INSTRUCTIONS FOR THE TASK
Repeat each entry word for word. Leave any images out of the copy.

RECORD LIST

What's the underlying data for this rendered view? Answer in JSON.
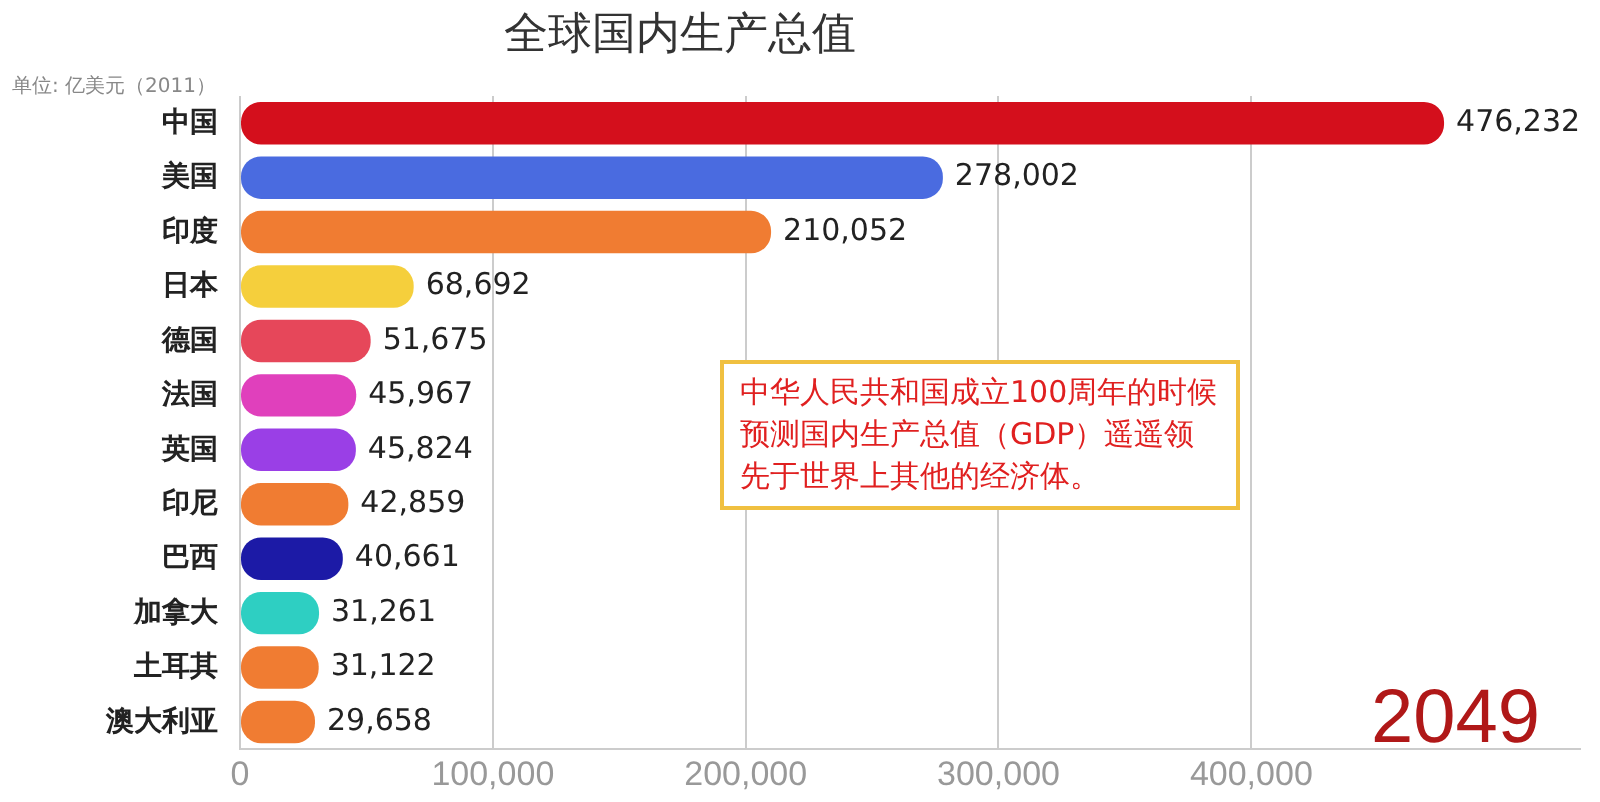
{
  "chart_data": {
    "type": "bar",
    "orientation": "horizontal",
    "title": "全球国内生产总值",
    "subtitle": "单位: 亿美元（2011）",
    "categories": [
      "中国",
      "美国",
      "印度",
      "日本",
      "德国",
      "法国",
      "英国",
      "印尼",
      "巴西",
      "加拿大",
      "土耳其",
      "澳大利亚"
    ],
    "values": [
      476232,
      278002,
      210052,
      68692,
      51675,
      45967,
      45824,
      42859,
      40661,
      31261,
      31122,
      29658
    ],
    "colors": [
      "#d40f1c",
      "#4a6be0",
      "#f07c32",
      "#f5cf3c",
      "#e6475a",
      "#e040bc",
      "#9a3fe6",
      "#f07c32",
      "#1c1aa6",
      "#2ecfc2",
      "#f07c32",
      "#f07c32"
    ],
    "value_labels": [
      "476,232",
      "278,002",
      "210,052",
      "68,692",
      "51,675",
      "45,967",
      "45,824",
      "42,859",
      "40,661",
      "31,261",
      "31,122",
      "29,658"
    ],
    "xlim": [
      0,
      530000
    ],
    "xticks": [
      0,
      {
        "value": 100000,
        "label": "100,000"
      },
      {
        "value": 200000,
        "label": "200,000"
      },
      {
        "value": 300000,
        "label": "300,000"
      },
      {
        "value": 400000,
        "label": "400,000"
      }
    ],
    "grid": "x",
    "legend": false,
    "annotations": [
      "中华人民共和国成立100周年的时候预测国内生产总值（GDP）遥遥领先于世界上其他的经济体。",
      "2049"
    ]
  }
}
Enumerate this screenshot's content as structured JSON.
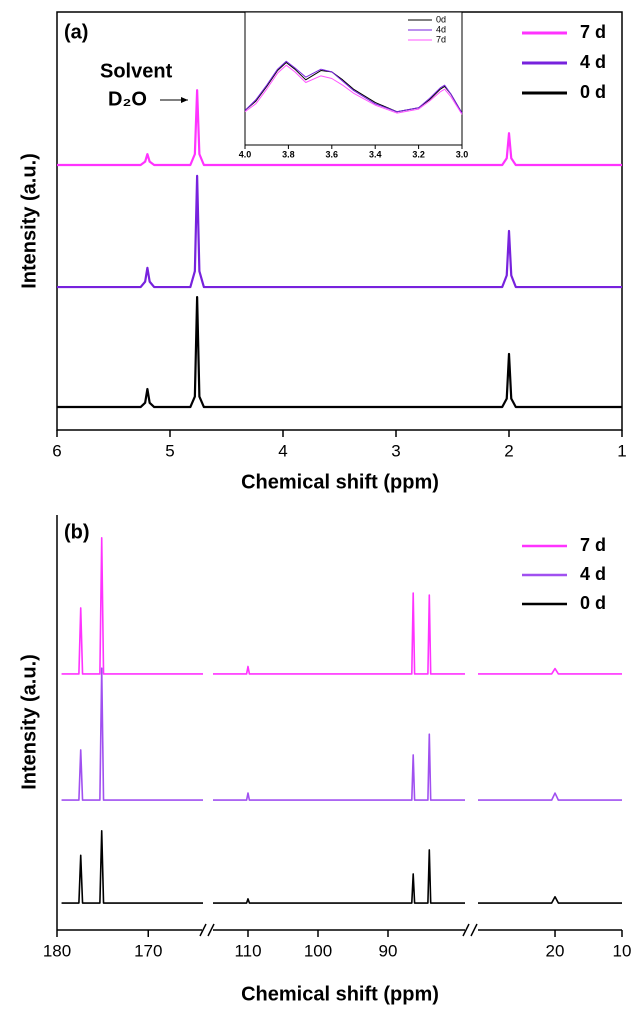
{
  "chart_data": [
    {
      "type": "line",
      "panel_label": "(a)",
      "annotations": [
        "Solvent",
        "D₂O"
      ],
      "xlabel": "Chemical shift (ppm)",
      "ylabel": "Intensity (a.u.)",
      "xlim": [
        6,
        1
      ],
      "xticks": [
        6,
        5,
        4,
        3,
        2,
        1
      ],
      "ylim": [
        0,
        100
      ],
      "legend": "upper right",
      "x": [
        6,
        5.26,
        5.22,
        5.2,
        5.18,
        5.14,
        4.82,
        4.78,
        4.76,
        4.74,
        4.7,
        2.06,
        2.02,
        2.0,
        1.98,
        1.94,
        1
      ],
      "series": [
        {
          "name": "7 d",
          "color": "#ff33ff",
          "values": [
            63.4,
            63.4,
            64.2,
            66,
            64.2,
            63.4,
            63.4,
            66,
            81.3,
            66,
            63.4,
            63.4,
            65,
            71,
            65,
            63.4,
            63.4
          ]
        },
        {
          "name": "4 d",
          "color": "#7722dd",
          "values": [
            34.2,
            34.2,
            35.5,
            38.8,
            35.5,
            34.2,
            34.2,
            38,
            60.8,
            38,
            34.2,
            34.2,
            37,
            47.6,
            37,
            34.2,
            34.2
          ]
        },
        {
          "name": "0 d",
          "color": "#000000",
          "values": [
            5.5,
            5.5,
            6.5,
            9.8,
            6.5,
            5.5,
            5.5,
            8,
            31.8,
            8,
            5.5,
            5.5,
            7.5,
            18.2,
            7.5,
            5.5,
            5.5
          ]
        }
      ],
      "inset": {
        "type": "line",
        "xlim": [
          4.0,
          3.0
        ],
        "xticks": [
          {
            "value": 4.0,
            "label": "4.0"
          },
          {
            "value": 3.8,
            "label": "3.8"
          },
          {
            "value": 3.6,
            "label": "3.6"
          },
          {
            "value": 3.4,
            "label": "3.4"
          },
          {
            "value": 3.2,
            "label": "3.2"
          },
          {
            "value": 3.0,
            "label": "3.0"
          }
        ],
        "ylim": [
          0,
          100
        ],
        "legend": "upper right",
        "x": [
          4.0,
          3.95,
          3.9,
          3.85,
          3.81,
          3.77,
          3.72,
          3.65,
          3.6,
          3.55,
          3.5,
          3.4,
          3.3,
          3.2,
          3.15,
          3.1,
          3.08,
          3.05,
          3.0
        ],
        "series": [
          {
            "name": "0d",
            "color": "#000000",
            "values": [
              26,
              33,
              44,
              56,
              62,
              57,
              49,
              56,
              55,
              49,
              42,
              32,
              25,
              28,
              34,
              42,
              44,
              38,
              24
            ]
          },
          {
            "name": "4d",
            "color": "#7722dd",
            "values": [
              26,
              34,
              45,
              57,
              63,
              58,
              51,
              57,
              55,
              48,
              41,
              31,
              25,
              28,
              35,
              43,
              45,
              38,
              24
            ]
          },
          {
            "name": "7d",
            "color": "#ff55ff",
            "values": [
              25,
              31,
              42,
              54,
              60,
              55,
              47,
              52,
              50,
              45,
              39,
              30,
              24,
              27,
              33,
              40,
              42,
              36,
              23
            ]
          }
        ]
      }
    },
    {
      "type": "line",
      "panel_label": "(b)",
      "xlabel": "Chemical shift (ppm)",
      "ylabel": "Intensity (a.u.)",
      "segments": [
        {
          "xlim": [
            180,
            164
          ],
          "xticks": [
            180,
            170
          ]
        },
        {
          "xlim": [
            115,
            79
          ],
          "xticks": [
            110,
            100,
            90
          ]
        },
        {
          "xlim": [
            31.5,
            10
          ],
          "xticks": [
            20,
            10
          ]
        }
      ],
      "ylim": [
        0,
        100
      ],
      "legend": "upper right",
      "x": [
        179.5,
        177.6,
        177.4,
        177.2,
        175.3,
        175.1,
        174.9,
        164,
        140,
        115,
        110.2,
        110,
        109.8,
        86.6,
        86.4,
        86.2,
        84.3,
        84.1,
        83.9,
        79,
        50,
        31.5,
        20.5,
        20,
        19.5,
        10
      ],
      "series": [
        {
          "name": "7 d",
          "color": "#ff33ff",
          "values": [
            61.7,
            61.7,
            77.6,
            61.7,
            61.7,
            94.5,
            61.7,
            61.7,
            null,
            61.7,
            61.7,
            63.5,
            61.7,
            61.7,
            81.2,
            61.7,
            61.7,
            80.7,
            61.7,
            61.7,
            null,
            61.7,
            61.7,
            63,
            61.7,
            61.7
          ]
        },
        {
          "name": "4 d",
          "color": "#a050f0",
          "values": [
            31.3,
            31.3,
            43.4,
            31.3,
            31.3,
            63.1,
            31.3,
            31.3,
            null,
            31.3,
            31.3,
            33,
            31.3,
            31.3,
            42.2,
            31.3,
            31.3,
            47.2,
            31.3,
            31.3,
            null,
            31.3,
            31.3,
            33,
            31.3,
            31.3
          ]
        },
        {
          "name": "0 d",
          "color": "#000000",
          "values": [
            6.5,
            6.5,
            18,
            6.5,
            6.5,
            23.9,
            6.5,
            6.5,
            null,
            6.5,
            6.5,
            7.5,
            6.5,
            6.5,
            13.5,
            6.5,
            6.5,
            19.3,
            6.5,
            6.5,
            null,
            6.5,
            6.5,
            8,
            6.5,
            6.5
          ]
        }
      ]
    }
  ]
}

RESULT FOR THIS TASK
What's the underlying data for this rendered view? Answer in JSON.
{
  "chart_data": {
    "type": "bar",
    "orientation": "horizontal",
    "title": "全球国内生产总值",
    "subtitle": "单位: 亿美元（2011）",
    "categories": [
      "中国",
      "美国",
      "印度",
      "日本",
      "德国",
      "法国",
      "英国",
      "印尼",
      "巴西",
      "加拿大",
      "土耳其",
      "澳大利亚"
    ],
    "values": [
      476232,
      278002,
      210052,
      68692,
      51675,
      45967,
      45824,
      42859,
      40661,
      31261,
      31122,
      29658
    ],
    "colors": [
      "#d40f1c",
      "#4a6be0",
      "#f07c32",
      "#f5cf3c",
      "#e6475a",
      "#e040bc",
      "#9a3fe6",
      "#f07c32",
      "#1c1aa6",
      "#2ecfc2",
      "#f07c32",
      "#f07c32"
    ],
    "value_labels": [
      "476,232",
      "278,002",
      "210,052",
      "68,692",
      "51,675",
      "45,967",
      "45,824",
      "42,859",
      "40,661",
      "31,261",
      "31,122",
      "29,658"
    ],
    "xlim": [
      0,
      530000
    ],
    "xticks": [
      0,
      {
        "value": 100000,
        "label": "100,000"
      },
      {
        "value": 200000,
        "label": "200,000"
      },
      {
        "value": 300000,
        "label": "300,000"
      },
      {
        "value": 400000,
        "label": "400,000"
      }
    ],
    "grid": "x",
    "legend": false,
    "annotations": [
      "中华人民共和国成立100周年的时候预测国内生产总值（GDP）遥遥领先于世界上其他的经济体。",
      "2049"
    ]
  }
}
Enumerate this screenshot's content as structured JSON.
{
  "chart_data": [
    {
      "type": "line",
      "panel_label": "(a)",
      "annotations": [
        "Solvent",
        "D₂O"
      ],
      "xlabel": "Chemical shift (ppm)",
      "ylabel": "Intensity (a.u.)",
      "xlim": [
        6,
        1
      ],
      "xticks": [
        6,
        5,
        4,
        3,
        2,
        1
      ],
      "ylim": [
        0,
        100
      ],
      "legend": "upper right",
      "x": [
        6,
        5.26,
        5.22,
        5.2,
        5.18,
        5.14,
        4.82,
        4.78,
        4.76,
        4.74,
        4.7,
        2.06,
        2.02,
        2.0,
        1.98,
        1.94,
        1
      ],
      "series": [
        {
          "name": "7 d",
          "color": "#ff33ff",
          "values": [
            63.4,
            63.4,
            64.2,
            66,
            64.2,
            63.4,
            63.4,
            66,
            81.3,
            66,
            63.4,
            63.4,
            65,
            71,
            65,
            63.4,
            63.4
          ]
        },
        {
          "name": "4 d",
          "color": "#7722dd",
          "values": [
            34.2,
            34.2,
            35.5,
            38.8,
            35.5,
            34.2,
            34.2,
            38,
            60.8,
            38,
            34.2,
            34.2,
            37,
            47.6,
            37,
            34.2,
            34.2
          ]
        },
        {
          "name": "0 d",
          "color": "#000000",
          "values": [
            5.5,
            5.5,
            6.5,
            9.8,
            6.5,
            5.5,
            5.5,
            8,
            31.8,
            8,
            5.5,
            5.5,
            7.5,
            18.2,
            7.5,
            5.5,
            5.5
          ]
        }
      ],
      "inset": {
        "type": "line",
        "xlim": [
          4.0,
          3.0
        ],
        "xticks": [
          {
            "value": 4.0,
            "label": "4.0"
          },
          {
            "value": 3.8,
            "label": "3.8"
          },
          {
            "value": 3.6,
            "label": "3.6"
          },
          {
            "value": 3.4,
            "label": "3.4"
          },
          {
            "value": 3.2,
            "label": "3.2"
          },
          {
            "value": 3.0,
            "label": "3.0"
          }
        ],
        "ylim": [
          0,
          100
        ],
        "legend": "upper right",
        "x": [
          4.0,
          3.95,
          3.9,
          3.85,
          3.81,
          3.77,
          3.72,
          3.65,
          3.6,
          3.55,
          3.5,
          3.4,
          3.3,
          3.2,
          3.15,
          3.1,
          3.08,
          3.05,
          3.0
        ],
        "series": [
          {
            "name": "0d",
            "color": "#000000",
            "values": [
              26,
              33,
              44,
              56,
              62,
              57,
              49,
              56,
              55,
              49,
              42,
              32,
              25,
              28,
              34,
              42,
              44,
              38,
              24
            ]
          },
          {
            "name": "4d",
            "color": "#7722dd",
            "values": [
              26,
              34,
              45,
              57,
              63,
              58,
              51,
              57,
              55,
              48,
              41,
              31,
              25,
              28,
              35,
              43,
              45,
              38,
              24
            ]
          },
          {
            "name": "7d",
            "color": "#ff55ff",
            "values": [
              25,
              31,
              42,
              54,
              60,
              55,
              47,
              52,
              50,
              45,
              39,
              30,
              24,
              27,
              33,
              40,
              42,
              36,
              23
            ]
          }
        ]
      }
    },
    {
      "type": "line",
      "panel_label": "(b)",
      "xlabel": "Chemical shift (ppm)",
      "ylabel": "Intensity (a.u.)",
      "segments": [
        {
          "xlim": [
            180,
            164
          ],
          "xticks": [
            180,
            170
          ]
        },
        {
          "xlim": [
            115,
            79
          ],
          "xticks": [
            110,
            100,
            90
          ]
        },
        {
          "xlim": [
            31.5,
            10
          ],
          "xticks": [
            20,
            10
          ]
        }
      ],
      "ylim": [
        0,
        100
      ],
      "legend": "upper right",
      "x": [
        179.5,
        177.6,
        177.4,
        177.2,
        175.3,
        175.1,
        174.9,
        164,
        140,
        115,
        110.2,
        110,
        109.8,
        86.6,
        86.4,
        86.2,
        84.3,
        84.1,
        83.9,
        79,
        50,
        31.5,
        20.5,
        20,
        19.5,
        10
      ],
      "series": [
        {
          "name": "7 d",
          "color": "#ff33ff",
          "values": [
            61.7,
            61.7,
            77.6,
            61.7,
            61.7,
            94.5,
            61.7,
            61.7,
            null,
            61.7,
            61.7,
            63.5,
            61.7,
            61.7,
            81.2,
            61.7,
            61.7,
            80.7,
            61.7,
            61.7,
            null,
            61.7,
            61.7,
            63,
            61.7,
            61.7
          ]
        },
        {
          "name": "4 d",
          "color": "#a050f0",
          "values": [
            31.3,
            31.3,
            43.4,
            31.3,
            31.3,
            63.1,
            31.3,
            31.3,
            null,
            31.3,
            31.3,
            33,
            31.3,
            31.3,
            42.2,
            31.3,
            31.3,
            47.2,
            31.3,
            31.3,
            null,
            31.3,
            31.3,
            33,
            31.3,
            31.3
          ]
        },
        {
          "name": "0 d",
          "color": "#000000",
          "values": [
            6.5,
            6.5,
            18,
            6.5,
            6.5,
            23.9,
            6.5,
            6.5,
            null,
            6.5,
            6.5,
            7.5,
            6.5,
            6.5,
            13.5,
            6.5,
            6.5,
            19.3,
            6.5,
            6.5,
            null,
            6.5,
            6.5,
            8,
            6.5,
            6.5
          ]
        }
      ]
    }
  ]
}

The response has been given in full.